Data for processing:
--- start ---

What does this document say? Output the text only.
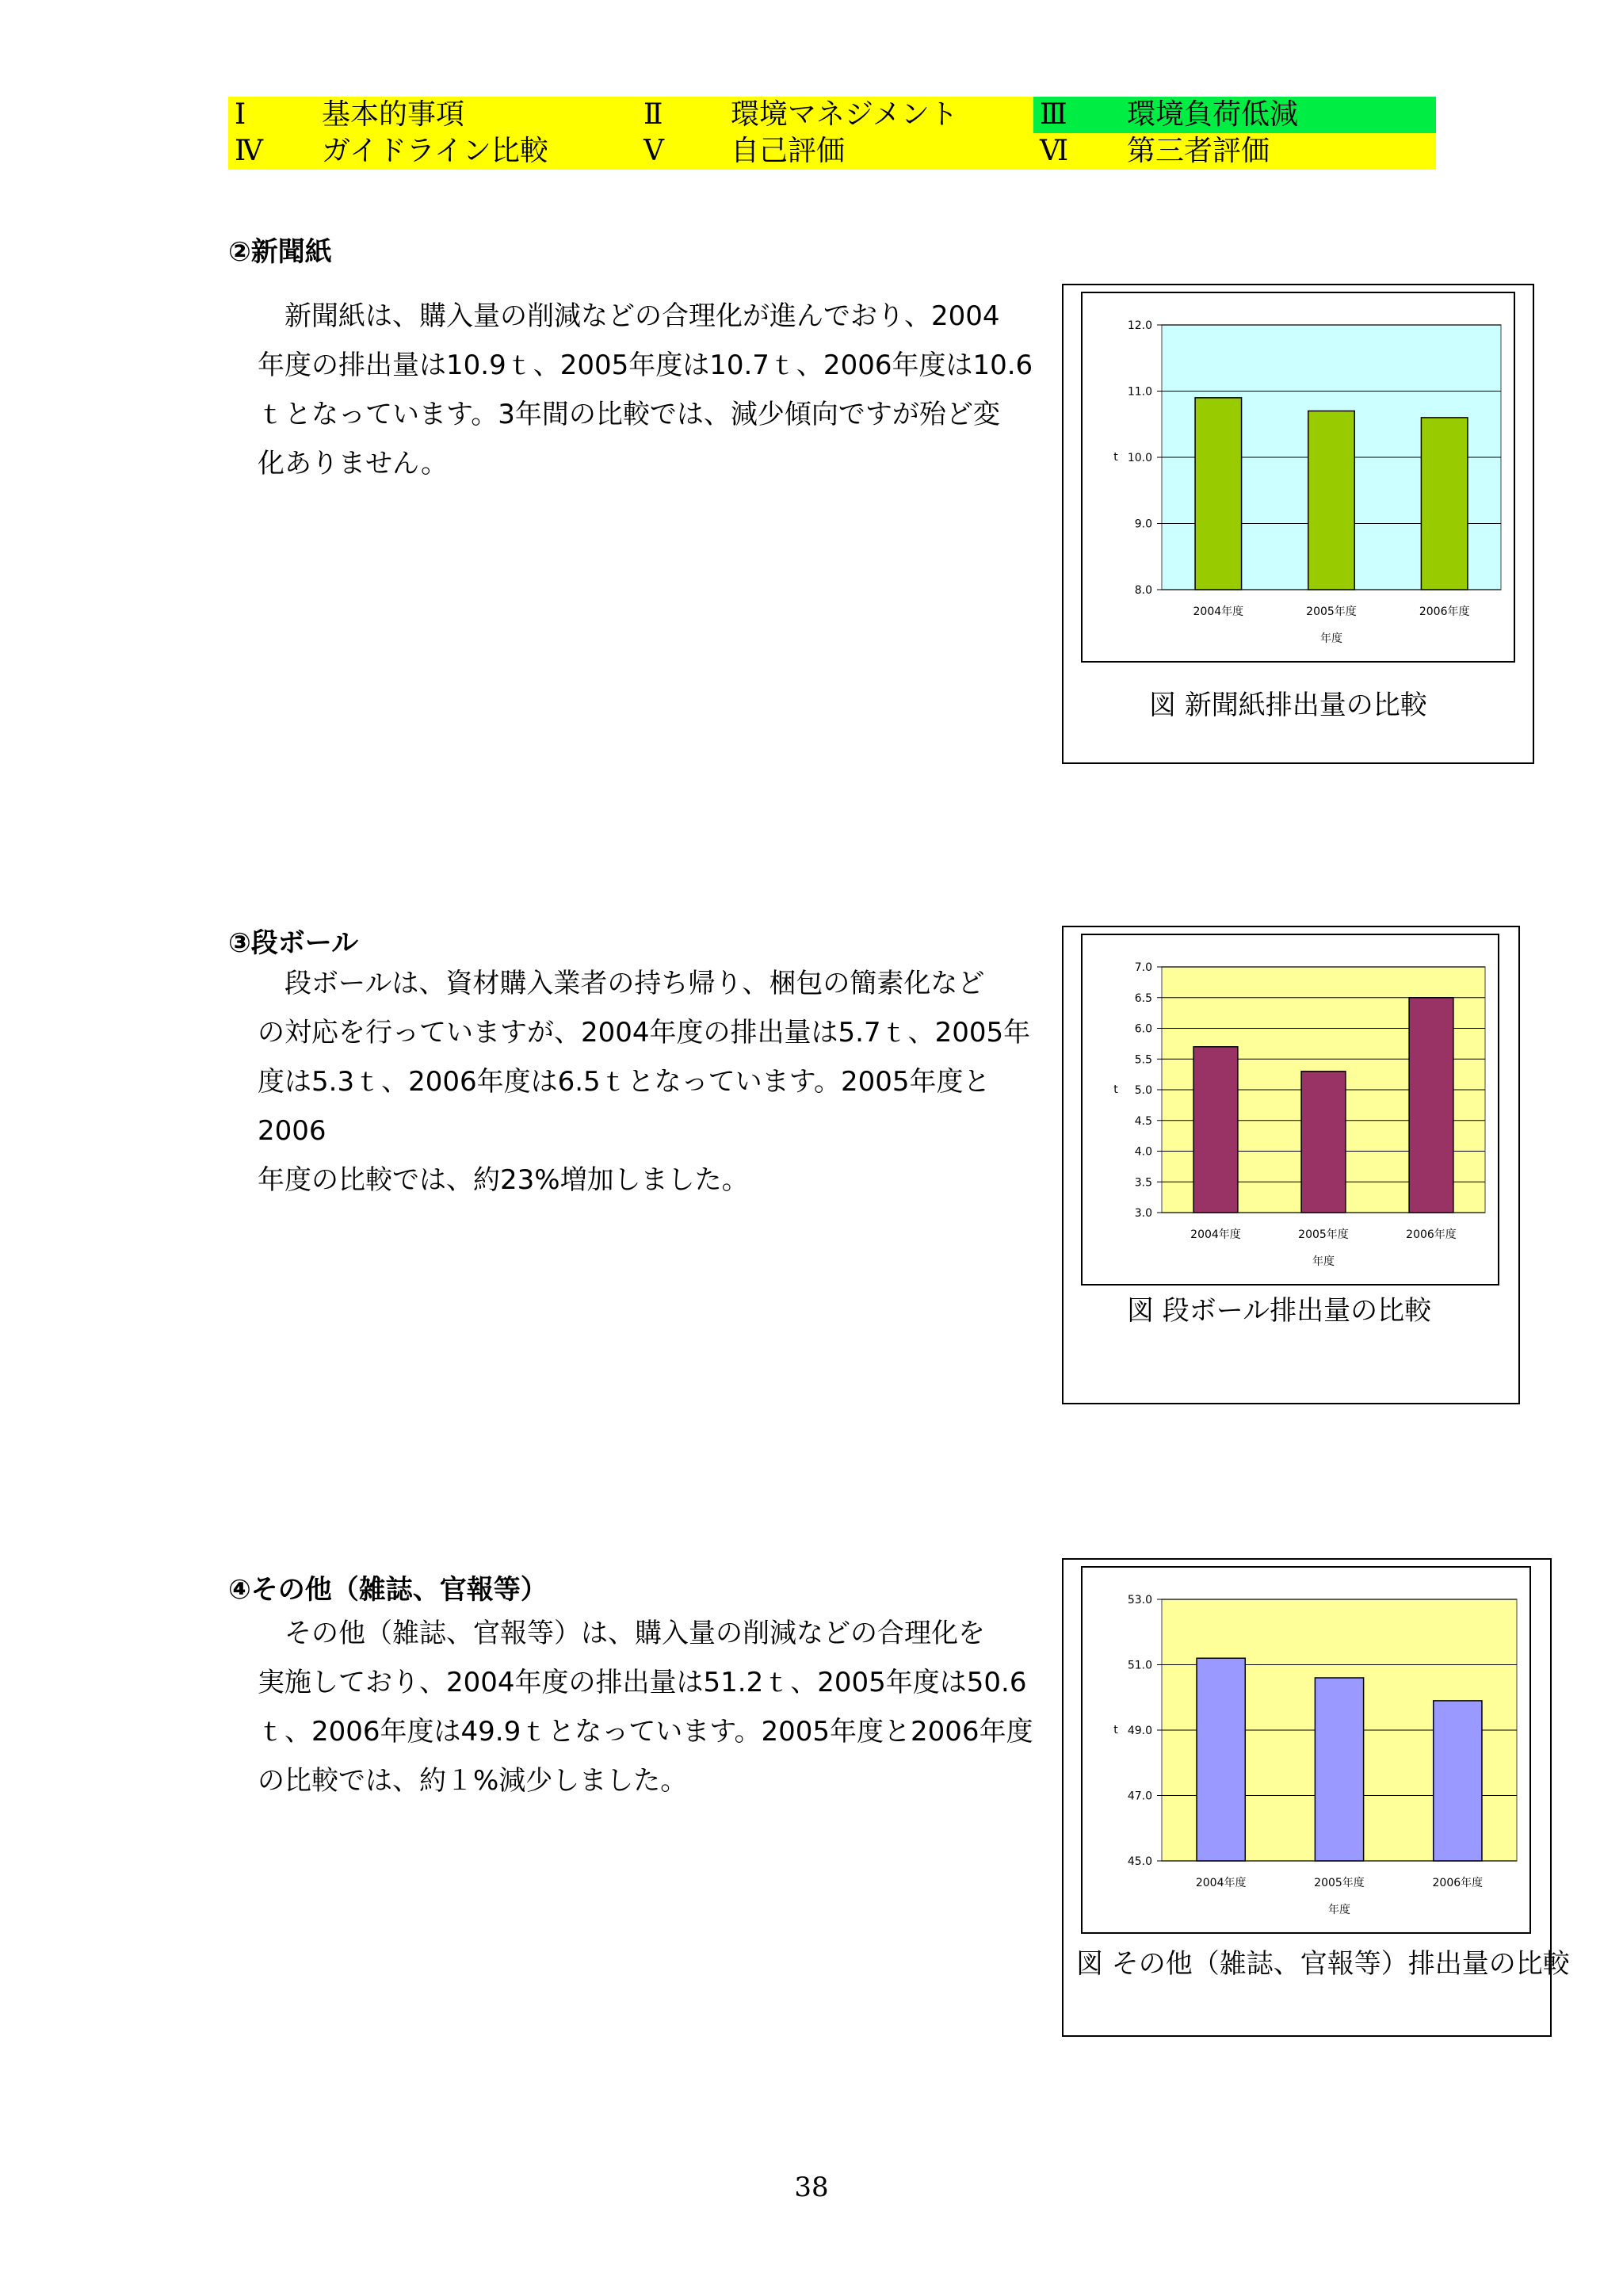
Ⅰ	基本的事項	Ⅱ	環境マネジメント	Ⅲ	環境負荷低減
Ⅳ	ガイドライン比較	Ⅴ	自己評価	Ⅵ	第三者評価
②新聞紙
　新聞紙は、購入量の削減などの合理化が進んでおり、2004
年度の排出量は10.9ｔ、2005年度は10.7ｔ、2006年度は10.6
ｔとなっています。3年間の比較では、減少傾向ですが殆ど変
化ありません。
8.0
9.0
10.0
11.0
12.0
2004年度	2005年度	2006年度
年度
t
図 新聞紙排出量の比較
③段ボール
　段ボールは、資材購入業者の持ち帰り、梱包の簡素化など
の対応を行っていますが、2004年度の排出量は5.7ｔ、2005年
度は5.3ｔ、2006年度は6.5ｔとなっています。2005年度と2006
年度の比較では、約23%増加しました。
3.0
3.5
4.0
4.5
5.0
5.5
6.0
6.5
7.0
2004年度	2005年度	2006年度
年度
t
図 段ボール排出量の比較
④その他（雑誌、官報等）
　その他（雑誌、官報等）は、購入量の削減などの合理化を
実施しており、2004年度の排出量は51.2ｔ、2005年度は50.6
ｔ、2006年度は49.9ｔとなっています。2005年度と2006年度
の比較では、約１%減少しました。
45.0
47.0
49.0
51.0
53.0
2004年度	2005年度	2006年度
年度
t
図 その他（雑誌、官報等）排出量の比較
38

--- end ---

Directive:
Omit the pictures, then output the rest of the listing exactly.

Answer to this problem:
What does this document say? Output the text only.
Ⅰ	基本的事項	Ⅱ	環境マネジメント	Ⅲ	環境負荷低減
Ⅳ	ガイドライン比較	Ⅴ	自己評価	Ⅵ	第三者評価
②新聞紙
　新聞紙は、購入量の削減などの合理化が進んでおり、2004
年度の排出量は10.9ｔ、2005年度は10.7ｔ、2006年度は10.6
ｔとなっています。3年間の比較では、減少傾向ですが殆ど変
化ありません。
8.0
9.0
10.0
11.0
12.0
2004年度	2005年度	2006年度
年度
t
図 新聞紙排出量の比較
③段ボール
　段ボールは、資材購入業者の持ち帰り、梱包の簡素化など
の対応を行っていますが、2004年度の排出量は5.7ｔ、2005年
度は5.3ｔ、2006年度は6.5ｔとなっています。2005年度と2006
年度の比較では、約23%増加しました。
3.0
3.5
4.0
4.5
5.0
5.5
6.0
6.5
7.0
2004年度	2005年度	2006年度
年度
t
図 段ボール排出量の比較
④その他（雑誌、官報等）
　その他（雑誌、官報等）は、購入量の削減などの合理化を
実施しており、2004年度の排出量は51.2ｔ、2005年度は50.6
ｔ、2006年度は49.9ｔとなっています。2005年度と2006年度
の比較では、約１%減少しました。
45.0
47.0
49.0
51.0
53.0
2004年度	2005年度	2006年度
年度
t
図 その他（雑誌、官報等）排出量の比較
38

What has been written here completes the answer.